▶ YOUR INSTRUCTIONS: Scan the records below for the word "text" and give only the number of lines that hold it.

▶ GIVEN DATA:
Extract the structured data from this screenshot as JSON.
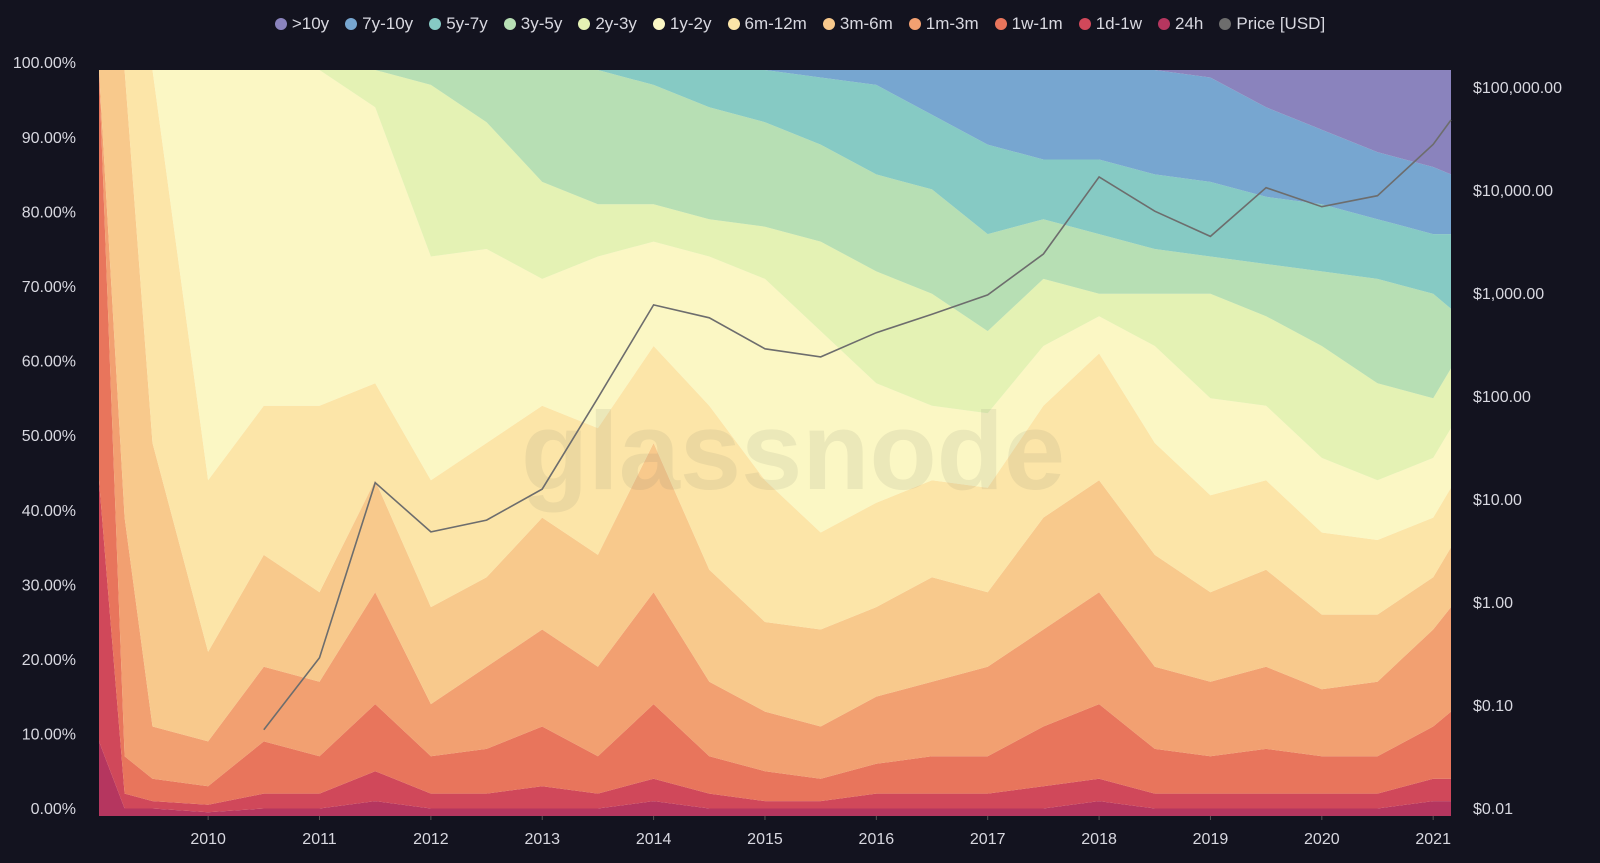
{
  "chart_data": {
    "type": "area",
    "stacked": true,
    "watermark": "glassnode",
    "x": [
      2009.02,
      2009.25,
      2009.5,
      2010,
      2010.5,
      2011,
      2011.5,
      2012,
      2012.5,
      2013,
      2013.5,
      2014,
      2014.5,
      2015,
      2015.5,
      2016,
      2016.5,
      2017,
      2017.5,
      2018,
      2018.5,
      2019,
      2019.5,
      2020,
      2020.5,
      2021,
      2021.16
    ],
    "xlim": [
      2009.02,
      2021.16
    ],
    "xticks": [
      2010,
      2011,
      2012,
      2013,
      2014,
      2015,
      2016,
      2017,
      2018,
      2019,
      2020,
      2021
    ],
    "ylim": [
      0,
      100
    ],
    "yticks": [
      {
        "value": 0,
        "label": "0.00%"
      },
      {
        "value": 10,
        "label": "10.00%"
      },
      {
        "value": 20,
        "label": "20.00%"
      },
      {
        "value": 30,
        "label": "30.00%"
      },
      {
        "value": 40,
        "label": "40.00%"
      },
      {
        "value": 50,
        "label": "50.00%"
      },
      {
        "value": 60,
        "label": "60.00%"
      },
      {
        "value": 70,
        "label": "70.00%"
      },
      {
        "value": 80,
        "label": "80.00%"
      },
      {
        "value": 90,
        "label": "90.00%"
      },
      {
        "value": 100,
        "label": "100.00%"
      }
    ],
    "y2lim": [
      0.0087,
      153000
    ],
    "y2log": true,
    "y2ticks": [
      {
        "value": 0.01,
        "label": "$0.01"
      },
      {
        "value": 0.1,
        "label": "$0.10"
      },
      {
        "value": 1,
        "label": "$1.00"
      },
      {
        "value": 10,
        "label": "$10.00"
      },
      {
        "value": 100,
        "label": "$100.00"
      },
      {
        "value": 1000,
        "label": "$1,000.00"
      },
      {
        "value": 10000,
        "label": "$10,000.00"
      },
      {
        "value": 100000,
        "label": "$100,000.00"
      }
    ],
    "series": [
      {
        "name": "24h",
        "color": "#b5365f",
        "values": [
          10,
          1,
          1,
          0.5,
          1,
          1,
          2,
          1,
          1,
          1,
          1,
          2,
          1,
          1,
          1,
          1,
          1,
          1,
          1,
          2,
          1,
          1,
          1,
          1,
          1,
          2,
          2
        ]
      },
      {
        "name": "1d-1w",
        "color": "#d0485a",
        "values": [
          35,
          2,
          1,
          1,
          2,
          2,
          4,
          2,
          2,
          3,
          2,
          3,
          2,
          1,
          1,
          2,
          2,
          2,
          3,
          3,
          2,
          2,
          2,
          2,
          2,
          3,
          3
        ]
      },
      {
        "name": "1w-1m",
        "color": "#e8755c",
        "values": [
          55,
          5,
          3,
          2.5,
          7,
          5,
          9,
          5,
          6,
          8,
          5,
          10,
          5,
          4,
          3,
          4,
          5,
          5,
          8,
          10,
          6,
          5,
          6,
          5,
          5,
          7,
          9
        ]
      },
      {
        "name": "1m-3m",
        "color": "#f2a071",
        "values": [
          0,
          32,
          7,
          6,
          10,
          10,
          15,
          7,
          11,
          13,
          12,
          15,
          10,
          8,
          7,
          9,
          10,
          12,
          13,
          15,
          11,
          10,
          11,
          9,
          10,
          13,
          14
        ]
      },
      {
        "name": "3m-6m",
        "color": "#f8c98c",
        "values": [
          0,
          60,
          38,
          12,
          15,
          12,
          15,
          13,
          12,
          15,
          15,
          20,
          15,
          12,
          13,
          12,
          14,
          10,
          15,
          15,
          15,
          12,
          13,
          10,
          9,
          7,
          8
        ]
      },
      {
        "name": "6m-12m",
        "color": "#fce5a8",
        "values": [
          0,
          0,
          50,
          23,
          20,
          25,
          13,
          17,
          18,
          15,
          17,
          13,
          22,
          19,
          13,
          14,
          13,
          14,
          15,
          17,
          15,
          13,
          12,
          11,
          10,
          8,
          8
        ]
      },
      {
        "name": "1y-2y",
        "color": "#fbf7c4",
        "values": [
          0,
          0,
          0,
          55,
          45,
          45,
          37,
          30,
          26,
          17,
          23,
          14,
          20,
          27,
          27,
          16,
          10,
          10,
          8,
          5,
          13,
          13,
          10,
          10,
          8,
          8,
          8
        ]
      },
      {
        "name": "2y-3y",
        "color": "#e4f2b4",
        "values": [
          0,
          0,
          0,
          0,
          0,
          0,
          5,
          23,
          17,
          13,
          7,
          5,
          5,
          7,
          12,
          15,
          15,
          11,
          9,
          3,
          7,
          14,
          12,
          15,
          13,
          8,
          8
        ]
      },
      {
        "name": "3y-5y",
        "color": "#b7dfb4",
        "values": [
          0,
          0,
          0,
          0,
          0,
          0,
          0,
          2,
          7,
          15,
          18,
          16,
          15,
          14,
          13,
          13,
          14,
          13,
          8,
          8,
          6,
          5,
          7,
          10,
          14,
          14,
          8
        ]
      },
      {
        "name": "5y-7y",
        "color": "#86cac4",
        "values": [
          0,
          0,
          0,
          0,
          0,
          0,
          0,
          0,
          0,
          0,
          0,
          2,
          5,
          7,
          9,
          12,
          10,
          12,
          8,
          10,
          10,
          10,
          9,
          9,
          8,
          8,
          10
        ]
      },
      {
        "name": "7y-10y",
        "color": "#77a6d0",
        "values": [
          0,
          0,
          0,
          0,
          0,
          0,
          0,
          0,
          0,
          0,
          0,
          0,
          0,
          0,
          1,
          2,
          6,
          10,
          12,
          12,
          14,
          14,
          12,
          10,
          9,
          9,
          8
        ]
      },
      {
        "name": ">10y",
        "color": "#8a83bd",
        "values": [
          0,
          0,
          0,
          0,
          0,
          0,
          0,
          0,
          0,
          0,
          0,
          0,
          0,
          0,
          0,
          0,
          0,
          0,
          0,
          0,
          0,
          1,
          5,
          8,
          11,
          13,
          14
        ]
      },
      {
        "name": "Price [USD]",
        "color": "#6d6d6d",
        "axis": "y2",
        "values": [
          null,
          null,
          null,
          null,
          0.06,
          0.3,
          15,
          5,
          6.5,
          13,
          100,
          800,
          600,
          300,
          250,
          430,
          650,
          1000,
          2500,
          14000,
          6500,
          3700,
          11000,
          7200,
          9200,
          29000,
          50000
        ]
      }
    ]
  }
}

---

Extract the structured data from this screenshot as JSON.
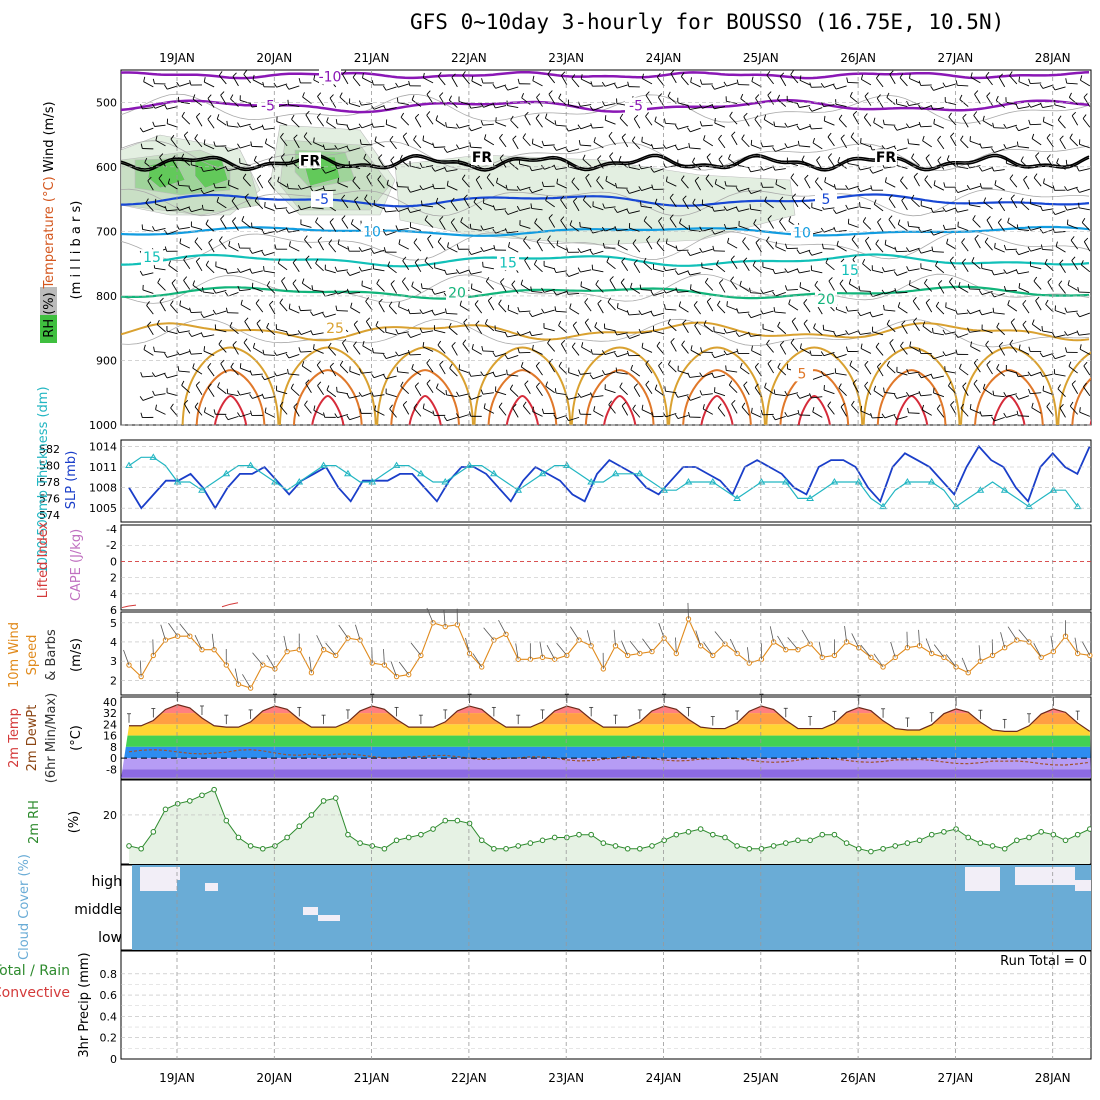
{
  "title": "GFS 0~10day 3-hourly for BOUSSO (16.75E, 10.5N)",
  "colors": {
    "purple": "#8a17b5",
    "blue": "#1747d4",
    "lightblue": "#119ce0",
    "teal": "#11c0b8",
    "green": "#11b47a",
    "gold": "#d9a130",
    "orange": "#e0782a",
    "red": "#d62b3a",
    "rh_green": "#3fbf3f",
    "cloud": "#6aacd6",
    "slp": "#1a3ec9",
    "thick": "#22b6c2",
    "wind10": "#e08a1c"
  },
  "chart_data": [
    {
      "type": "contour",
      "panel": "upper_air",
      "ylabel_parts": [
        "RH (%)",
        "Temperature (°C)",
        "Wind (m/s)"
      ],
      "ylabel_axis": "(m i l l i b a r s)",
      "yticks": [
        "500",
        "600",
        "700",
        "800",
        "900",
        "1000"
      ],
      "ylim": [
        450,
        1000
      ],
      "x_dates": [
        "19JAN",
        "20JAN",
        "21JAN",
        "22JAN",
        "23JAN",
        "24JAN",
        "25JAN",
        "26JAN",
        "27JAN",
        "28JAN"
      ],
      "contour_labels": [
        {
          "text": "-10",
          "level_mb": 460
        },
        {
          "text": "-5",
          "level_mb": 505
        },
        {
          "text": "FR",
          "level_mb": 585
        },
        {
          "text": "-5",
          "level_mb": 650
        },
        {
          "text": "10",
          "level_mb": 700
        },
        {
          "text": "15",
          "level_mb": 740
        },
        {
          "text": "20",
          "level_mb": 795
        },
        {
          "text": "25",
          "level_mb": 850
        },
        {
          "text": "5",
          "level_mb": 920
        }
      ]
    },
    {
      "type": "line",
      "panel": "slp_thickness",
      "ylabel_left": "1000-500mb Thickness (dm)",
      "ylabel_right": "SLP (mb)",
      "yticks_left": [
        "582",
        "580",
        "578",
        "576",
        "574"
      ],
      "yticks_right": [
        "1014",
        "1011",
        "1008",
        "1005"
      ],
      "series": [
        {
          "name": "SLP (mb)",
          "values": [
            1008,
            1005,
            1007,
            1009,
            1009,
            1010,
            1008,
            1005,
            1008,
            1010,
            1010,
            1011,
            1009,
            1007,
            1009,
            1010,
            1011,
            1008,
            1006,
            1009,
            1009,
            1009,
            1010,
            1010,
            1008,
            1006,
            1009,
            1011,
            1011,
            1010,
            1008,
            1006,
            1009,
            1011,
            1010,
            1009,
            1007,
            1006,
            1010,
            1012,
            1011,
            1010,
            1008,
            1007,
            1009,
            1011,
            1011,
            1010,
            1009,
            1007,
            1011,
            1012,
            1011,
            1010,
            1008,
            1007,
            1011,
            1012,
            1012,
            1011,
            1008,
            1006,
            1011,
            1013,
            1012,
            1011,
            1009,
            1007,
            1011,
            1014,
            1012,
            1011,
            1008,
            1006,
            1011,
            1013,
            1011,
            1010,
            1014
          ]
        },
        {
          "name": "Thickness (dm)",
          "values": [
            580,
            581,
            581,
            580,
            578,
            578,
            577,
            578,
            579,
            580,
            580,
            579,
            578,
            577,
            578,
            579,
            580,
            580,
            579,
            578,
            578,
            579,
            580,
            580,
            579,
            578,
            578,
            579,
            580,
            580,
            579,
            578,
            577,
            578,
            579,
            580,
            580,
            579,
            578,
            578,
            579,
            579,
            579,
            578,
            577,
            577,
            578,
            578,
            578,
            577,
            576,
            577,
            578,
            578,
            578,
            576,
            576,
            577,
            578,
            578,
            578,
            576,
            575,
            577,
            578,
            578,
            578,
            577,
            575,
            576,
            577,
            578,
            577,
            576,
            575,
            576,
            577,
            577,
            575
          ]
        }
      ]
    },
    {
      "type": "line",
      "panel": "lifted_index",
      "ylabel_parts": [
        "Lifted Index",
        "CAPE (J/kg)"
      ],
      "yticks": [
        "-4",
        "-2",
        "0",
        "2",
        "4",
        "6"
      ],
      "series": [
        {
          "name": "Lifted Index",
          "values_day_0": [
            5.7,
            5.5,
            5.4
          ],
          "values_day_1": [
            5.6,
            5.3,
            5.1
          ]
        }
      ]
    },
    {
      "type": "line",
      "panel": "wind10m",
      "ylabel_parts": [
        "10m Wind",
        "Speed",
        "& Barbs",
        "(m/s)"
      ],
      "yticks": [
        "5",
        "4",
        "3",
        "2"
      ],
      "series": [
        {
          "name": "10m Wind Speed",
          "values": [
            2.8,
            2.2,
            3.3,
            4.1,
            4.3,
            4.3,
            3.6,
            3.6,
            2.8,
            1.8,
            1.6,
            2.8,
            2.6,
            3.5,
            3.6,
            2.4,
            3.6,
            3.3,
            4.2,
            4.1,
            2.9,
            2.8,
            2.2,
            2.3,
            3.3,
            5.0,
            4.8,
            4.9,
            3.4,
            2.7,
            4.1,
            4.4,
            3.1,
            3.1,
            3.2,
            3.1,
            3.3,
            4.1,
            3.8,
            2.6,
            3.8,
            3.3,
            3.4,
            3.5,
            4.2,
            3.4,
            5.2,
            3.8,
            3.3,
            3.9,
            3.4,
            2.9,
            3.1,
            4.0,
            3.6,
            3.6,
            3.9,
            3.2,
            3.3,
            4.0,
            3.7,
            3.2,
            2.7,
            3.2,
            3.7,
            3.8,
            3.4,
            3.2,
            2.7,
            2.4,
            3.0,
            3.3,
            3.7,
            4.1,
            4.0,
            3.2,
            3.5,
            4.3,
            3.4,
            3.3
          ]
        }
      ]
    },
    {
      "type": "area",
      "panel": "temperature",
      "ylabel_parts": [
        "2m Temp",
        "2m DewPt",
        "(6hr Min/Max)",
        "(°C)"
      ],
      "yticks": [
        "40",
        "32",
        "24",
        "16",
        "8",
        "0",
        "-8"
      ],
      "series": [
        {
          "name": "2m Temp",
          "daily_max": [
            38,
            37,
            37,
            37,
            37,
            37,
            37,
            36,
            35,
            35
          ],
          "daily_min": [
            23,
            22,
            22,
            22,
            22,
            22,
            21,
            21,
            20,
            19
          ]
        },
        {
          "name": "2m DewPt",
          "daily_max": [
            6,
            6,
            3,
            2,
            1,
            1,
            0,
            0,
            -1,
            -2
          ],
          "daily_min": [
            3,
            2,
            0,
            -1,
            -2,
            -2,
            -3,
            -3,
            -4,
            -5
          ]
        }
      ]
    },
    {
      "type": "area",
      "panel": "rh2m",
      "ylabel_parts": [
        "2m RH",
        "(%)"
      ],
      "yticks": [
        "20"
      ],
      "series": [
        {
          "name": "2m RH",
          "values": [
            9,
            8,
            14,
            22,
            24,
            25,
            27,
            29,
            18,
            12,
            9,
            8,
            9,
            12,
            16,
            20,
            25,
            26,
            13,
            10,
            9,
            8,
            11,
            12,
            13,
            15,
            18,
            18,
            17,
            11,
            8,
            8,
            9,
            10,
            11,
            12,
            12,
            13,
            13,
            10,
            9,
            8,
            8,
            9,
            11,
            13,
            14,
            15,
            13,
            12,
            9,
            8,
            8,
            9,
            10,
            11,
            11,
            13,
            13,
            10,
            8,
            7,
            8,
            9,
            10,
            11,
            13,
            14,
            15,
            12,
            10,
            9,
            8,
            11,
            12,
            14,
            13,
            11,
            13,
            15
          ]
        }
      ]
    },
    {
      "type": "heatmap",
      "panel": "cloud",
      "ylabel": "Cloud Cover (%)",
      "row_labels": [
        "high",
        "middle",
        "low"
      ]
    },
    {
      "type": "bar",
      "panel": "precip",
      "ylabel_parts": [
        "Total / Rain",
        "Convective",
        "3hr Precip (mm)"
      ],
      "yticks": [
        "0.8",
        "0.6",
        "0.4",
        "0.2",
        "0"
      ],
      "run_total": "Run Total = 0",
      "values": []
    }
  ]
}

▶ REPLY TO THE EXERCISE: 9